**Listed entries:**
═══

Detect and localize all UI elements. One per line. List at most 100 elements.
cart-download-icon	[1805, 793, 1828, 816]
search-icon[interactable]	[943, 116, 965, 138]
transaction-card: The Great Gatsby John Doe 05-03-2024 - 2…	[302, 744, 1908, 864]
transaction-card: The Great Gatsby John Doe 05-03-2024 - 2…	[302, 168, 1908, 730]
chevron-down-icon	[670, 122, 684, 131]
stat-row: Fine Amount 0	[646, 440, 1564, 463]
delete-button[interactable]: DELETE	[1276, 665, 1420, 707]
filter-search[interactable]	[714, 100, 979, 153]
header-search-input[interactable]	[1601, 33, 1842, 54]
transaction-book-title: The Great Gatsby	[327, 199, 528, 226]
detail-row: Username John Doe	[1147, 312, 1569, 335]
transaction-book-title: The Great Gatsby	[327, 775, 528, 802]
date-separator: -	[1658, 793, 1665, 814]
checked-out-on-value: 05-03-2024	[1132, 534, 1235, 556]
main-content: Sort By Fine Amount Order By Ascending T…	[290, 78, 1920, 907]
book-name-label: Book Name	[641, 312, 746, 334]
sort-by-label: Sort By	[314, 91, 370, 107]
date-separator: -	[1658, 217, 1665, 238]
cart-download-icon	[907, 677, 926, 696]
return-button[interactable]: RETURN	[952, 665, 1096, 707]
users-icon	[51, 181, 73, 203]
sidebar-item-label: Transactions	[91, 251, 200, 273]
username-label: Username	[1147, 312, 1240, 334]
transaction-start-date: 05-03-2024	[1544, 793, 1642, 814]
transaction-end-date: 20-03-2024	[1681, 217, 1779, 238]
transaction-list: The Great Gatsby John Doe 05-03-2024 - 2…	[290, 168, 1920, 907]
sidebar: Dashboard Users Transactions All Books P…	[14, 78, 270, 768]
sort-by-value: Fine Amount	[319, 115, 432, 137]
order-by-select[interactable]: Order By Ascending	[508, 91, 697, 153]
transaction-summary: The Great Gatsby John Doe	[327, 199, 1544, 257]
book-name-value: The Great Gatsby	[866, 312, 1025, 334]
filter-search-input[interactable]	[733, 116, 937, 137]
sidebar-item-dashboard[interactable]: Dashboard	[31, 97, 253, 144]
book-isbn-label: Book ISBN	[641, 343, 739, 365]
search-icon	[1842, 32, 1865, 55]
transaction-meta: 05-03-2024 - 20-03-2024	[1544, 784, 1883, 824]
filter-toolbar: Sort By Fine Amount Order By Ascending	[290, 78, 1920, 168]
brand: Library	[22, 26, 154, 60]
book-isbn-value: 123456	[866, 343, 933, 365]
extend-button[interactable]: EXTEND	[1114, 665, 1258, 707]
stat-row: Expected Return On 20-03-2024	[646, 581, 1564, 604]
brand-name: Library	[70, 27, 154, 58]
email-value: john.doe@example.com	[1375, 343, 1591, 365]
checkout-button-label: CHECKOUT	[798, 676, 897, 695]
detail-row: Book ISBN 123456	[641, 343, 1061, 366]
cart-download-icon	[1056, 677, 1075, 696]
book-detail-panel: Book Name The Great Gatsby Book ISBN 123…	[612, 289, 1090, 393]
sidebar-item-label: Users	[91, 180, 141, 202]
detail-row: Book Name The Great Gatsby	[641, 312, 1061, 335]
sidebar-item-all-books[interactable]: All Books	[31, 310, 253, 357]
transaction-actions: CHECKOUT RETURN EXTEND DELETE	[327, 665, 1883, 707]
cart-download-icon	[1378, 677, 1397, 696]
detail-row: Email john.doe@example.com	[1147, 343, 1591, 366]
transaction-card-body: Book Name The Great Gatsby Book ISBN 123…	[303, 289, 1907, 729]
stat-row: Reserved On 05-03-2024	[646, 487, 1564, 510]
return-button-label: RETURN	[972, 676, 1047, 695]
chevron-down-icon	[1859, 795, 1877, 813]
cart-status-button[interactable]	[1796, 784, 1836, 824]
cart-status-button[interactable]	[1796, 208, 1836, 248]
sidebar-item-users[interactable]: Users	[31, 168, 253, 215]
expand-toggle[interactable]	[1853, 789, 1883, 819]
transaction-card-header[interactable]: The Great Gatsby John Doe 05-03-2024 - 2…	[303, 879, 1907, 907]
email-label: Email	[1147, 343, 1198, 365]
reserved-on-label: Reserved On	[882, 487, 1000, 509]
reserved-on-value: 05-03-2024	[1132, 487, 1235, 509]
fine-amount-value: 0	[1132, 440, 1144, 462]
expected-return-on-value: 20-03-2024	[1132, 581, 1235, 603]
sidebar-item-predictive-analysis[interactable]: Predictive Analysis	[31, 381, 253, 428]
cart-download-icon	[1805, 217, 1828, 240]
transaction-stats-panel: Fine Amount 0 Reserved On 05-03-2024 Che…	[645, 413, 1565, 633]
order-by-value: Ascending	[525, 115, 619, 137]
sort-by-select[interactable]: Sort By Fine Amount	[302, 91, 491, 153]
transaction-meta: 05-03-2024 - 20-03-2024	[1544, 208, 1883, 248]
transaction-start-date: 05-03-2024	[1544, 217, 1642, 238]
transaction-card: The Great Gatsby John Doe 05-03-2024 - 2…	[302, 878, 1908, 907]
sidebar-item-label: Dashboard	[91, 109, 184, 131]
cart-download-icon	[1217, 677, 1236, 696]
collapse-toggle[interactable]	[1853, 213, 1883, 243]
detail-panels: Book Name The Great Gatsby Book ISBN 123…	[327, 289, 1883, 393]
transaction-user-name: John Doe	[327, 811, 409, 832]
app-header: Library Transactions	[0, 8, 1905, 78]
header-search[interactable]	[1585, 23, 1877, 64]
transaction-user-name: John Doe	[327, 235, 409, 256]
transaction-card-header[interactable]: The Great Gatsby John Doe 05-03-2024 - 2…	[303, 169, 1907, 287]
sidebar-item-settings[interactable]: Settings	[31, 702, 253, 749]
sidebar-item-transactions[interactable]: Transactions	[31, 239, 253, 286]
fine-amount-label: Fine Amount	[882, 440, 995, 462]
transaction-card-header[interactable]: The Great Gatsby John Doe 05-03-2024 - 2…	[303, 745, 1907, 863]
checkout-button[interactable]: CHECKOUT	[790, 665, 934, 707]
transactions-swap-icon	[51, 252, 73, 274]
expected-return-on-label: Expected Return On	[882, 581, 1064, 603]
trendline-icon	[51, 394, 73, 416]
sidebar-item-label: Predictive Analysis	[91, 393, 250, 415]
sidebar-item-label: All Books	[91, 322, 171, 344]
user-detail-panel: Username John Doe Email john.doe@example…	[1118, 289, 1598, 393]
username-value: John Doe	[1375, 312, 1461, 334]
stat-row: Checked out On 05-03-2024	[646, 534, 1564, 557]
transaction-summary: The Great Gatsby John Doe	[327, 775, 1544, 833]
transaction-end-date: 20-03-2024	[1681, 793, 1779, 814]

═══

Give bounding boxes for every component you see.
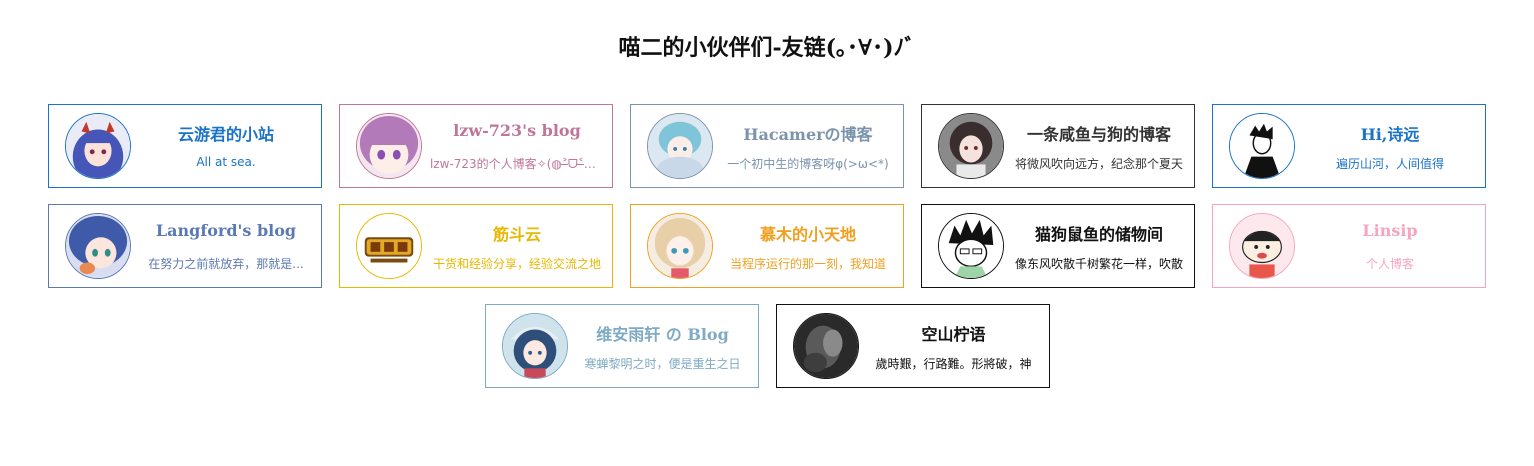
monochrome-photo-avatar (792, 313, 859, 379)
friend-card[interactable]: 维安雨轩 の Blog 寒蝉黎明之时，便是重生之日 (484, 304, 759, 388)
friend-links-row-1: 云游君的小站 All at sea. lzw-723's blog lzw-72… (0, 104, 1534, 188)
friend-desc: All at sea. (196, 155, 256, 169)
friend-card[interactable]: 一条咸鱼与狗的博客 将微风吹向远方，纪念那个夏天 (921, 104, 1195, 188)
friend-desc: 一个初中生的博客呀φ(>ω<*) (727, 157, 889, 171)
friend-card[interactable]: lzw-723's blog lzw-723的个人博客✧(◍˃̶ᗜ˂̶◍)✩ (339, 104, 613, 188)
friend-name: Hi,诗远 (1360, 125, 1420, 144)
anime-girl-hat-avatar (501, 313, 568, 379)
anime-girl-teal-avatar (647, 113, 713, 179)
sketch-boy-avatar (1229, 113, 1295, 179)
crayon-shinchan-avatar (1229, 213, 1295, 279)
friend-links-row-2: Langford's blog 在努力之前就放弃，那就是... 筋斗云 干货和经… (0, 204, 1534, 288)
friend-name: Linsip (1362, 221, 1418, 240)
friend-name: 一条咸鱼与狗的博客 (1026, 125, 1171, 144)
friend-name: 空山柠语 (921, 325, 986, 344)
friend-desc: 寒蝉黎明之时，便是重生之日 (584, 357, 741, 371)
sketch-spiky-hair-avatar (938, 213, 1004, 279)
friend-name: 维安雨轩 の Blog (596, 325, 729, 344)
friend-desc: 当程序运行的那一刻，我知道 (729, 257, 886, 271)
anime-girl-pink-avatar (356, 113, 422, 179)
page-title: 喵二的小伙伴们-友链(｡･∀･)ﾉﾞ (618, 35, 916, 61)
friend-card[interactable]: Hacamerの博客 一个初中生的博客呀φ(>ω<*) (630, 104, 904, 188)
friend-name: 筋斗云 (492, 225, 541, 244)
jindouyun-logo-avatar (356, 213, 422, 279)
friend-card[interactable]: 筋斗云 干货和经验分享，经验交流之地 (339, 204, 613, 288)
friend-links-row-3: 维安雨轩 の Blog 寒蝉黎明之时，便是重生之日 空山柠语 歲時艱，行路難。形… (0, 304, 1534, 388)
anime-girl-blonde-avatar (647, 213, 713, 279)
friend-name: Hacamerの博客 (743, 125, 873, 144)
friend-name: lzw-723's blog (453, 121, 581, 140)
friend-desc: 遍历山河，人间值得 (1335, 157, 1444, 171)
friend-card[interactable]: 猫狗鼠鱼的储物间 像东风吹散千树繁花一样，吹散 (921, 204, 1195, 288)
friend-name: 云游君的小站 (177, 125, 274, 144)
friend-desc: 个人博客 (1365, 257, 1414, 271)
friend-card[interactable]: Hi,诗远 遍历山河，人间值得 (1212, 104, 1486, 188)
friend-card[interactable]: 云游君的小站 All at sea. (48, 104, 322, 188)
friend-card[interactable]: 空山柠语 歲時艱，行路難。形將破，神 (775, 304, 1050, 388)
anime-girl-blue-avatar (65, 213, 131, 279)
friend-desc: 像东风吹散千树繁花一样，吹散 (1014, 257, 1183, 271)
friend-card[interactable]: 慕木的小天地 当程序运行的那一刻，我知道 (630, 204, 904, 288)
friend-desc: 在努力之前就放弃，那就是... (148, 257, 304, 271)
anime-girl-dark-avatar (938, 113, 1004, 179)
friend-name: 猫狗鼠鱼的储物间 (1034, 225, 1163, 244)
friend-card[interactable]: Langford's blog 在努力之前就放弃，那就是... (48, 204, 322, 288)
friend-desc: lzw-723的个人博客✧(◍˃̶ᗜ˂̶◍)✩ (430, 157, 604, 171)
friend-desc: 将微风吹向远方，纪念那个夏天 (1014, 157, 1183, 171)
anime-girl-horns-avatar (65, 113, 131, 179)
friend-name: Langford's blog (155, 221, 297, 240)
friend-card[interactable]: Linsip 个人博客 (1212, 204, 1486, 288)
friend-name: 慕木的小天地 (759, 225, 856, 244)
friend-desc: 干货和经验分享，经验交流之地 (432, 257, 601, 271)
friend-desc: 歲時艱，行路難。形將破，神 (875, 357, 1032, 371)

═══

**What is expected:** Reproduce the lines from the line with "Detect and localize" up to and including the line with "744, 1908, 864]", replacing "elements" with "components" and changing nothing else.

**Exercise result:**
Detect and localize all UI components. One per line. List at most 100 components.
cart-download-icon	[1805, 793, 1828, 816]
search-icon[interactable]	[943, 116, 965, 138]
transaction-card: The Great Gatsby John Doe 05-03-2024 - 2…	[302, 744, 1908, 864]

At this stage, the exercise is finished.